▸ The request
Go through each line of the records below and count those with the word "Global"; give only the total.

--- BEGIN Supplied records ---

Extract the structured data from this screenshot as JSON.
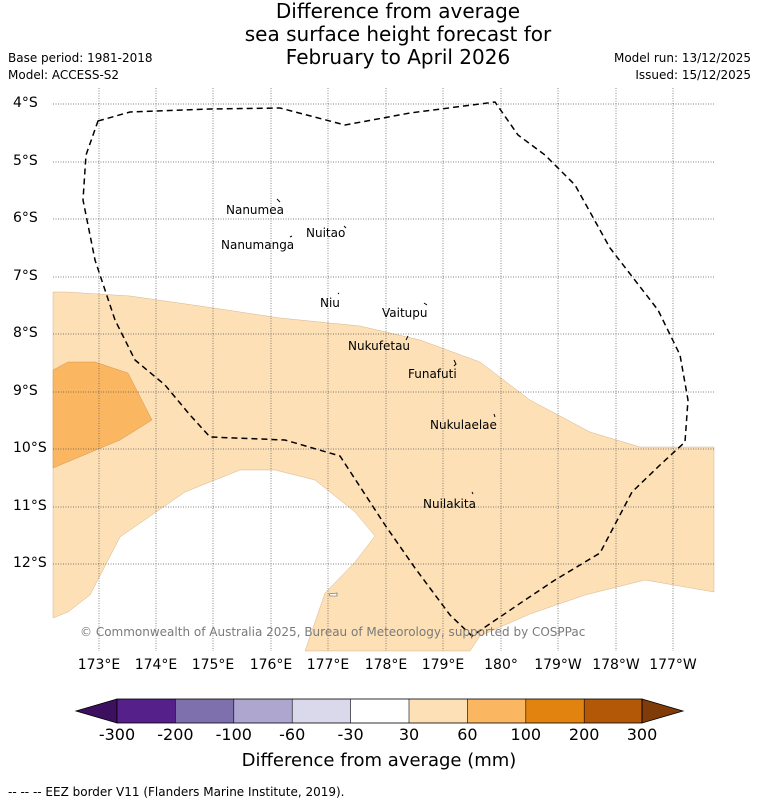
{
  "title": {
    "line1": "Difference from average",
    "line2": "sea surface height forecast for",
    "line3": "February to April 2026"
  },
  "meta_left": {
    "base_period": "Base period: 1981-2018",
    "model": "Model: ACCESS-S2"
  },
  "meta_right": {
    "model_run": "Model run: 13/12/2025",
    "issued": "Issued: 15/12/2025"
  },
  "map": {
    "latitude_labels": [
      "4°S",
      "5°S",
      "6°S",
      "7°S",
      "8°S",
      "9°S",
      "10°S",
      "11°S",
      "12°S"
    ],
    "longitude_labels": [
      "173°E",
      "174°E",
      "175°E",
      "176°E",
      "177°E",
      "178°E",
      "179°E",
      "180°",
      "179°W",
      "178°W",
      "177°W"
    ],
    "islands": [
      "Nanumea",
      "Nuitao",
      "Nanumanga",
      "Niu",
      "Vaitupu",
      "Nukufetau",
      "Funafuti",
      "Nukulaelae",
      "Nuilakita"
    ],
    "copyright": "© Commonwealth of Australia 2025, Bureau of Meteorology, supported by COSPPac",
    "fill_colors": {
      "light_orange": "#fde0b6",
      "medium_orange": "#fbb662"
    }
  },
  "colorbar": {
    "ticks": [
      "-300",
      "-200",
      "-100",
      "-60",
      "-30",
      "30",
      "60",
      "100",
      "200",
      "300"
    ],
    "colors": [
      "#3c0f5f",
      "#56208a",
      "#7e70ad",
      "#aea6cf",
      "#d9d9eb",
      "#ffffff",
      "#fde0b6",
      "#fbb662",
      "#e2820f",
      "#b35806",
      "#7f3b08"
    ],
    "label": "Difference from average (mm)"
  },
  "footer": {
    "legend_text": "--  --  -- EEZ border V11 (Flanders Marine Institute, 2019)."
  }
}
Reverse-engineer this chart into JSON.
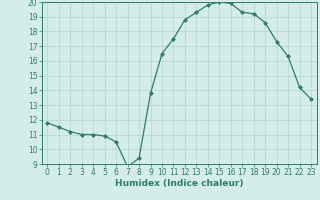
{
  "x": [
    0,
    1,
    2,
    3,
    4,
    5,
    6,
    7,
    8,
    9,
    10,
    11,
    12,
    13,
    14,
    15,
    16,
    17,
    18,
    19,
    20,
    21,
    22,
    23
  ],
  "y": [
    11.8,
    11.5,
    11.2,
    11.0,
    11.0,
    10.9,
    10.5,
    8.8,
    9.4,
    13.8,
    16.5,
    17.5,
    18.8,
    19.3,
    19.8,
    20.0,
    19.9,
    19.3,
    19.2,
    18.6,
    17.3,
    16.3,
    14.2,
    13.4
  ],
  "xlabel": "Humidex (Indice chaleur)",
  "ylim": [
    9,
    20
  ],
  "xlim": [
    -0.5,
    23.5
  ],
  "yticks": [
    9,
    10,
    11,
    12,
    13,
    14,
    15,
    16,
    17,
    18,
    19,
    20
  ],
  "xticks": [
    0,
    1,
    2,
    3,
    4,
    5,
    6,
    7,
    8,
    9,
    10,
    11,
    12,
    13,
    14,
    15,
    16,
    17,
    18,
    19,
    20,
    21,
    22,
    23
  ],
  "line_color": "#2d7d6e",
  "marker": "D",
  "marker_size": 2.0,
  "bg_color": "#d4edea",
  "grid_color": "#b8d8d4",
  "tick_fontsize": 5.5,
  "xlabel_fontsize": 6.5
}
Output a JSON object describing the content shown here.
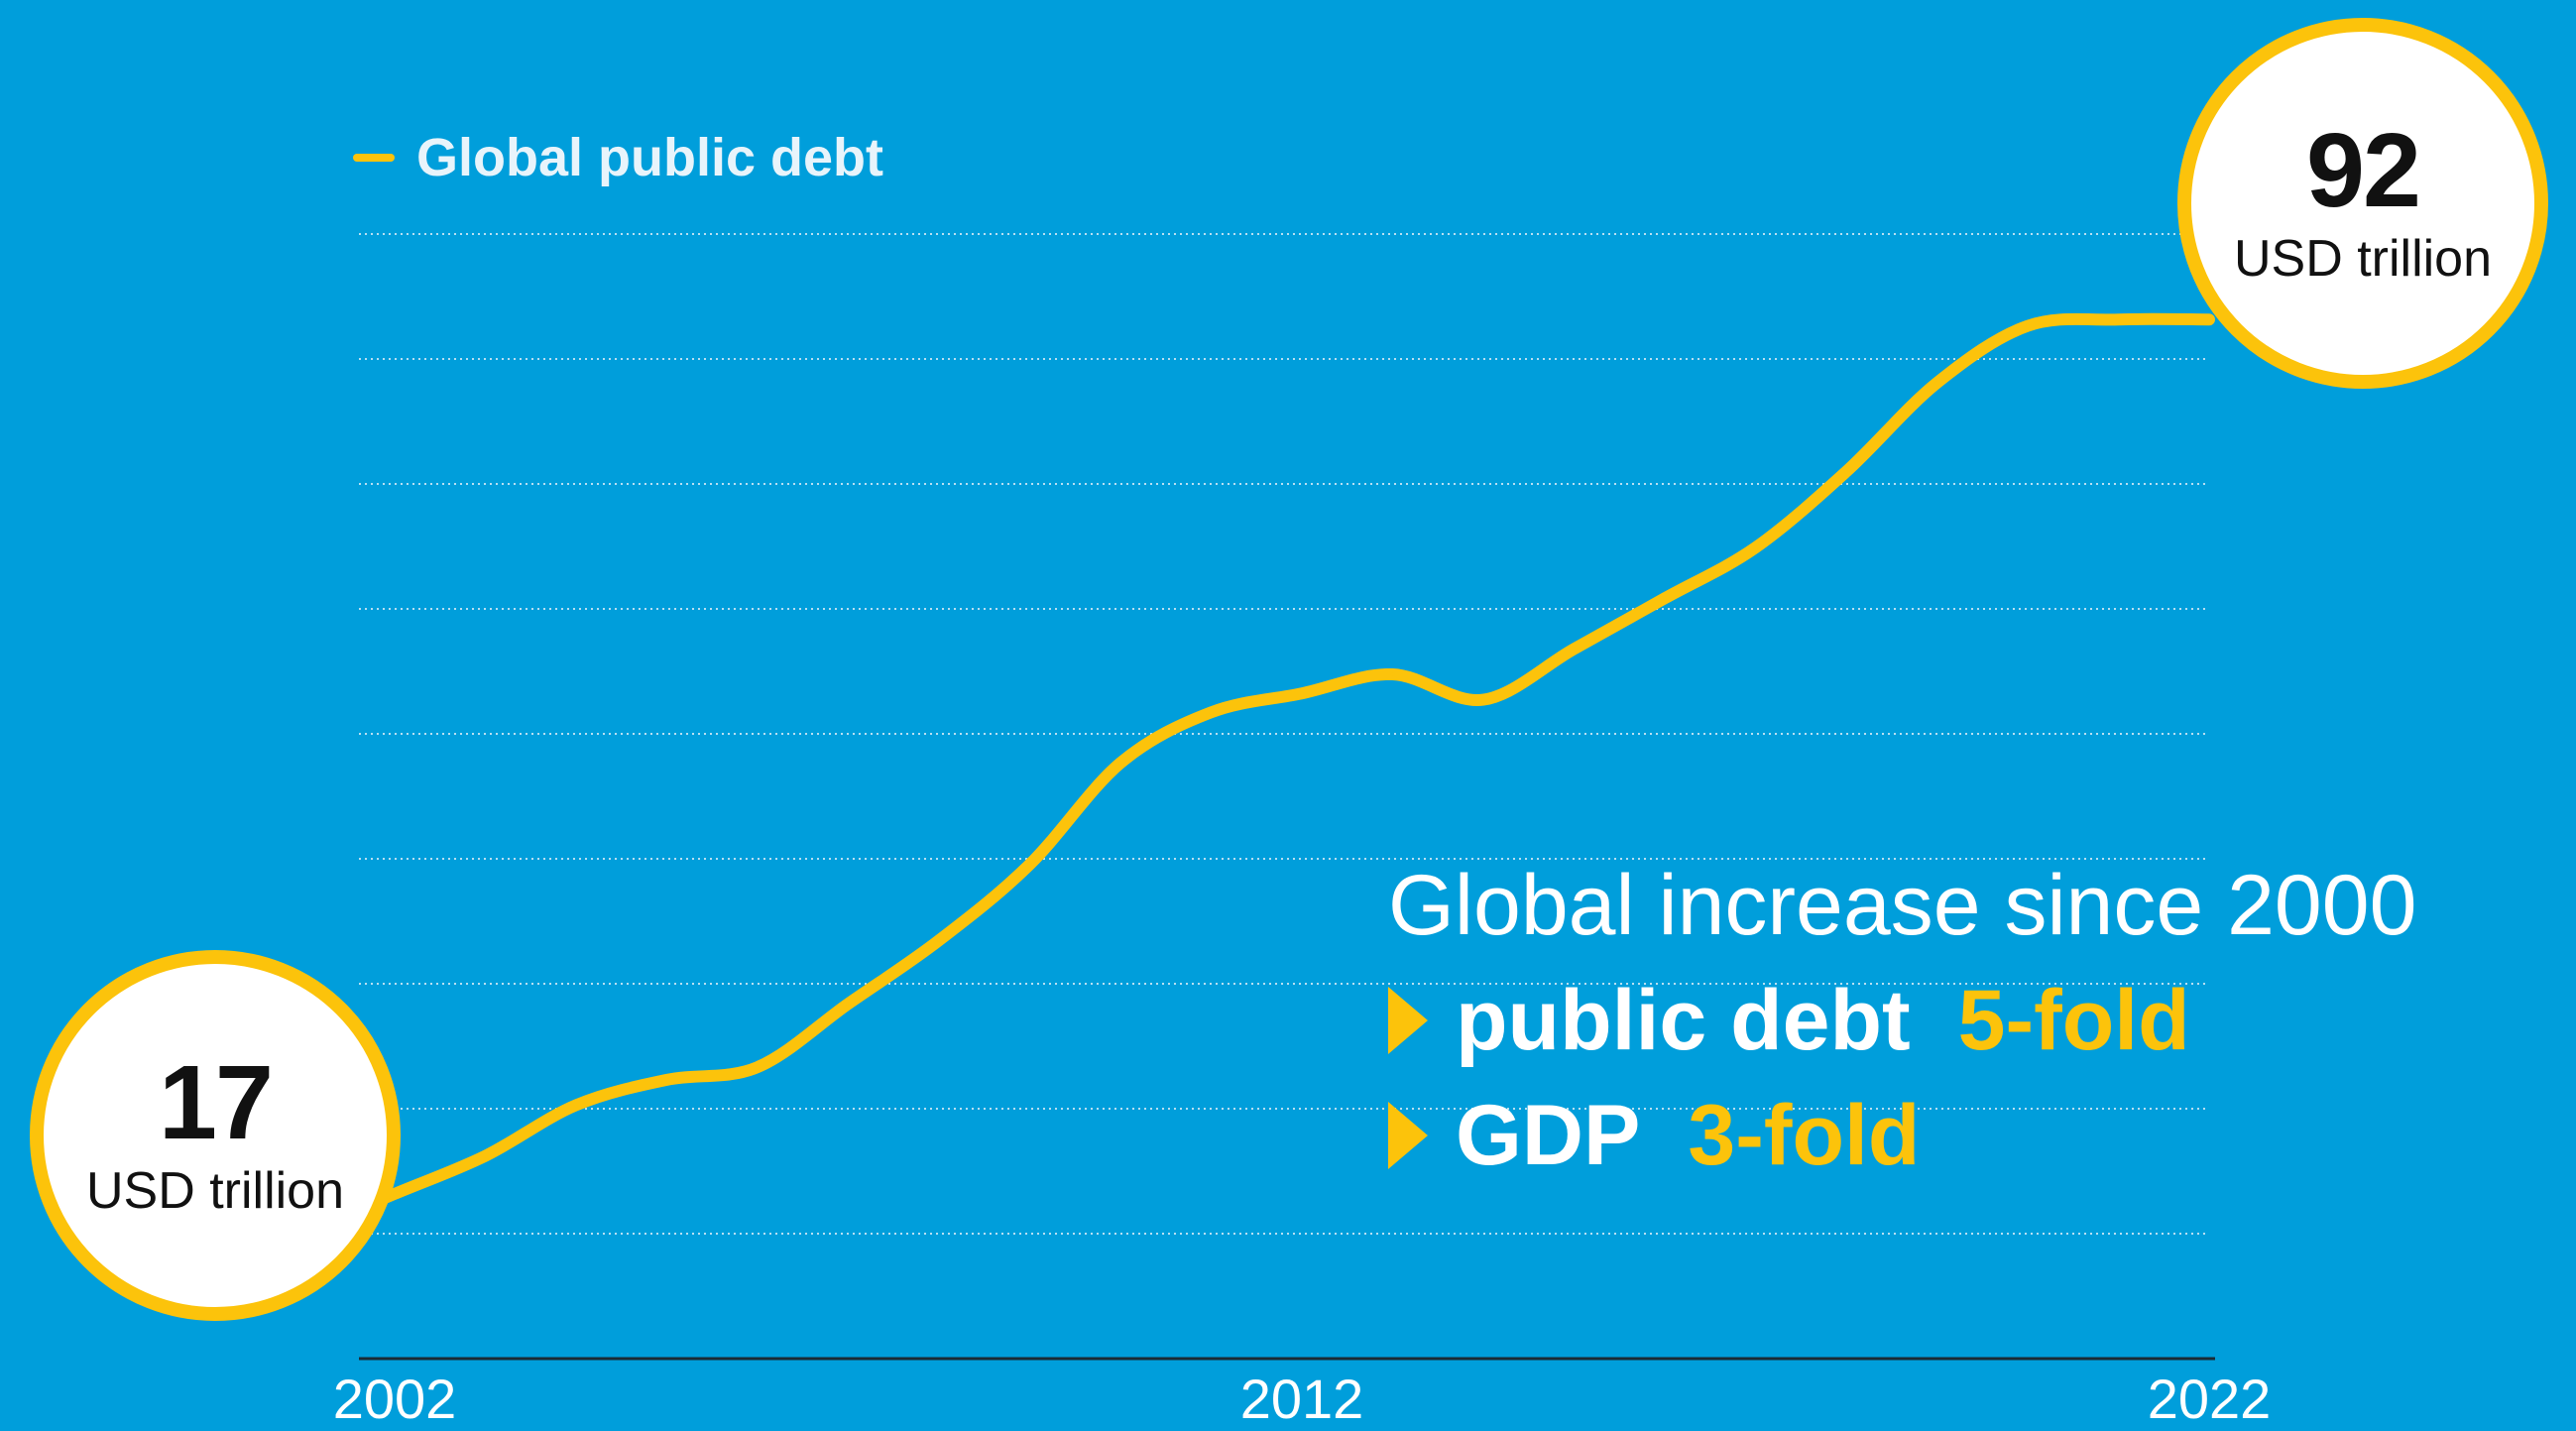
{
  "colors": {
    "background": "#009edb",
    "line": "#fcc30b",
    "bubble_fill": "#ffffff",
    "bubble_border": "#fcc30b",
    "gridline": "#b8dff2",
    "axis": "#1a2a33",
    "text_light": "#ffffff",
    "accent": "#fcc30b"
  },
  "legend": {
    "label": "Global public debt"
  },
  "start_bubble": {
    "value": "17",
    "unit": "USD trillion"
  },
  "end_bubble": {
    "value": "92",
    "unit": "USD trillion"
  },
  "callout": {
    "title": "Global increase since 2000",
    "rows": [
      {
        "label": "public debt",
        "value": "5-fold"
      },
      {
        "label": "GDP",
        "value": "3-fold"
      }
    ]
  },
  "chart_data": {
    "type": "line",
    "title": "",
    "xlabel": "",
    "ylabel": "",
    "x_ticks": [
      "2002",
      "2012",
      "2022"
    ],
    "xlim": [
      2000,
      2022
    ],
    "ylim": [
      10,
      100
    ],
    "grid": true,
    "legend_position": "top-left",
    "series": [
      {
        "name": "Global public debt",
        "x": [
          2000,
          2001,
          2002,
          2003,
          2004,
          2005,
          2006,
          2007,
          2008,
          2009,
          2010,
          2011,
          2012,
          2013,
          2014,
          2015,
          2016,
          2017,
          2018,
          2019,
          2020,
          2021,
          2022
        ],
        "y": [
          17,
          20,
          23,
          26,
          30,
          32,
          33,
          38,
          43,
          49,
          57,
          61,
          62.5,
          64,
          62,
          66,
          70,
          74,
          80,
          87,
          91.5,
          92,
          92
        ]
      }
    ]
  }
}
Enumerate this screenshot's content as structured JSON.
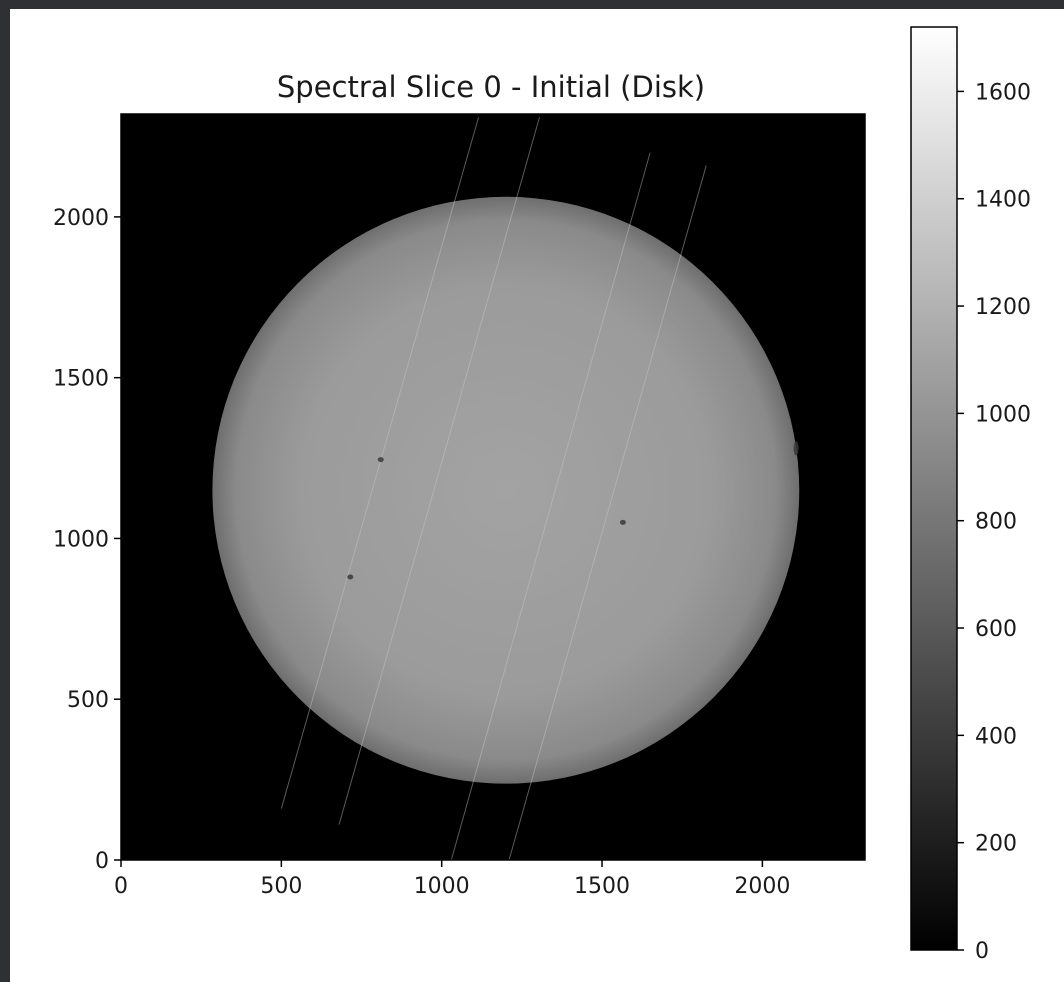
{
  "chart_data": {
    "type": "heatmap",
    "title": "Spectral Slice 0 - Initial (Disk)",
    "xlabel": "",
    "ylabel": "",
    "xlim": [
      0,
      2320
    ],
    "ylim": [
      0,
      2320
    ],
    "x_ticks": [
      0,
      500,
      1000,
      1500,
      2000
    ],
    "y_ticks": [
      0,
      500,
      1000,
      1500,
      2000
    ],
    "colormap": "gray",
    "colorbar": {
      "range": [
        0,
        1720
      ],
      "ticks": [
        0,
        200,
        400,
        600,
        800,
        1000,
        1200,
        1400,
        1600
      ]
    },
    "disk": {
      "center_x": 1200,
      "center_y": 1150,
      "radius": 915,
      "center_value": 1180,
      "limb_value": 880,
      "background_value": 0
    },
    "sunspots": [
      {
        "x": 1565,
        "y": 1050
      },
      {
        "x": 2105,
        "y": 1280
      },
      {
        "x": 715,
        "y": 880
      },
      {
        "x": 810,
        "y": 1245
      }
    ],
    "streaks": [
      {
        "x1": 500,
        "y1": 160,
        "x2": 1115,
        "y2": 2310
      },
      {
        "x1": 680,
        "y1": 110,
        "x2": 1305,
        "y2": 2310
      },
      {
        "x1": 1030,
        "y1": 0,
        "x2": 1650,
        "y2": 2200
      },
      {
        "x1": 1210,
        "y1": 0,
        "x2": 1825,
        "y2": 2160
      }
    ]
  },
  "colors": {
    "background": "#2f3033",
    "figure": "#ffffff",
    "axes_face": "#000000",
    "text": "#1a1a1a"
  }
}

--- END Supplied records ---

▸ Solution for this task
3